> What the task requires
Please count the lines in the listing below where the word "this" appears. Give the number only.

[Items from a figure collection]

━━━━━━━━━━━━━━━━━━━━

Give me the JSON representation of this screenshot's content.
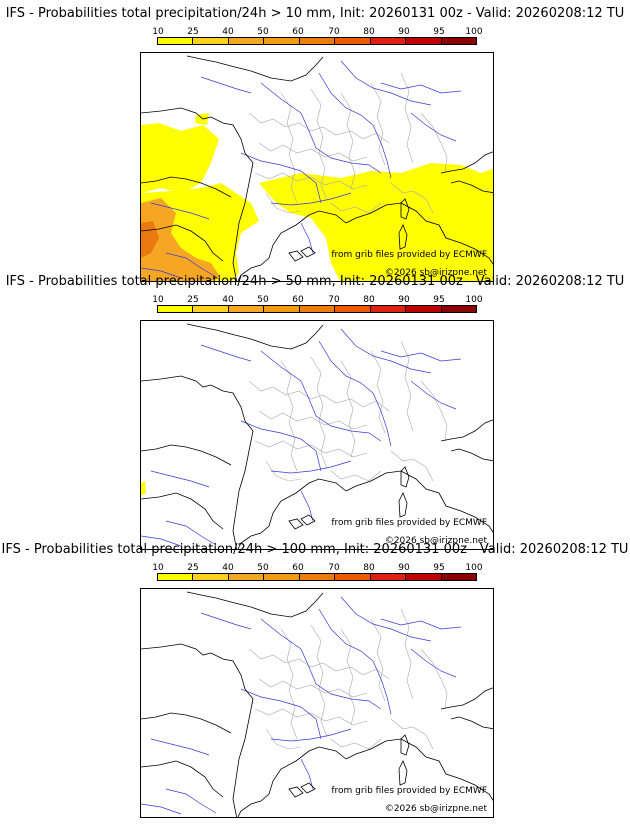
{
  "colorbar": {
    "ticks": [
      "10",
      "25",
      "40",
      "50",
      "60",
      "70",
      "80",
      "90",
      "95",
      "100"
    ],
    "colors": [
      "#ffff00",
      "#ffd21e",
      "#f5a623",
      "#f39c12",
      "#f07c0a",
      "#ee5a00",
      "#e02010",
      "#c00000",
      "#8b0000"
    ]
  },
  "credit": {
    "source": "from grib files provided by ECMWF",
    "copyright": "©2026 sb@irizpne.net"
  },
  "panels": [
    {
      "title": "IFS - Probabilities total precipitation/24h > 10 mm, Init: 20260131 00z - Valid: 20260208:12 TU",
      "threshold_mm": 10
    },
    {
      "title": "IFS - Probabilities total precipitation/24h > 50 mm, Init: 20260131 00z - Valid: 20260208:12 TU",
      "threshold_mm": 50
    },
    {
      "title": "IFS - Probabilities total precipitation/24h > 100 mm, Init: 20260131 00z - Valid: 20260208:12 TU",
      "threshold_mm": 100
    }
  ],
  "style": {
    "coast": "#000000",
    "rivers": "#3a3ad8",
    "borders": "#aaaaaa",
    "frame": "#000000"
  }
}
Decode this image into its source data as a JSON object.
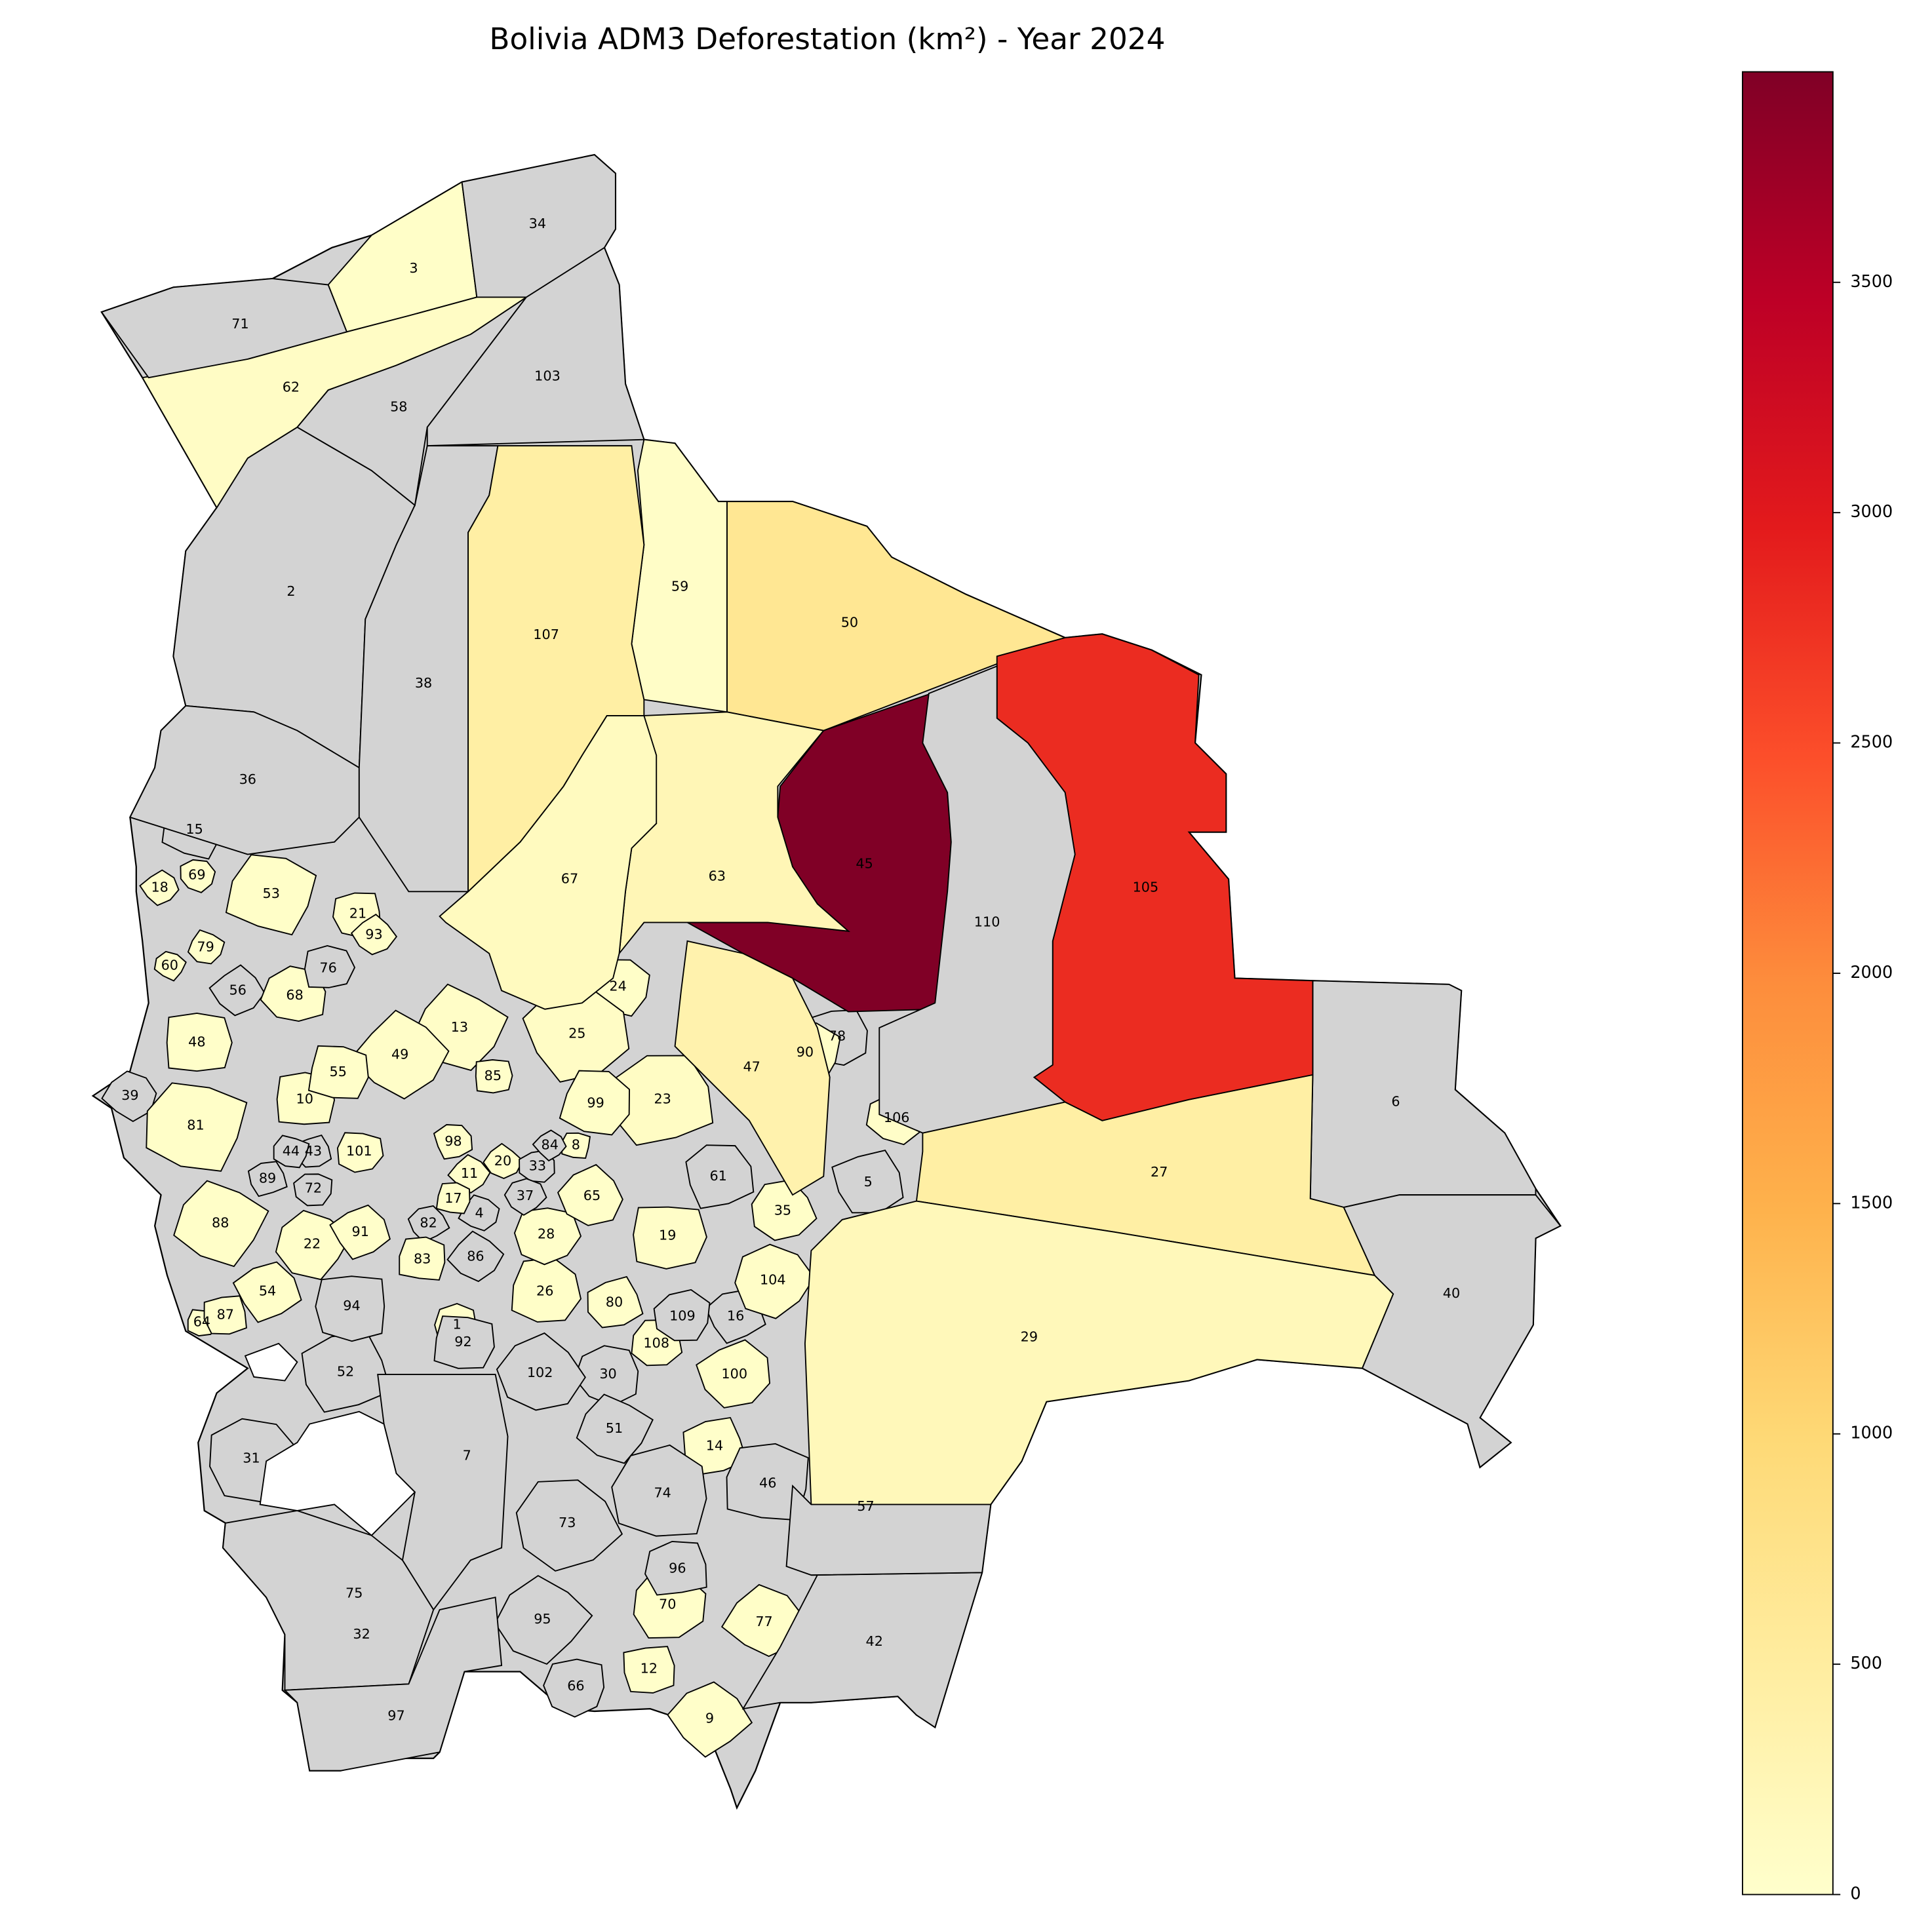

━━━━━━━━━━━━━━━━━━━━

> Task solution
2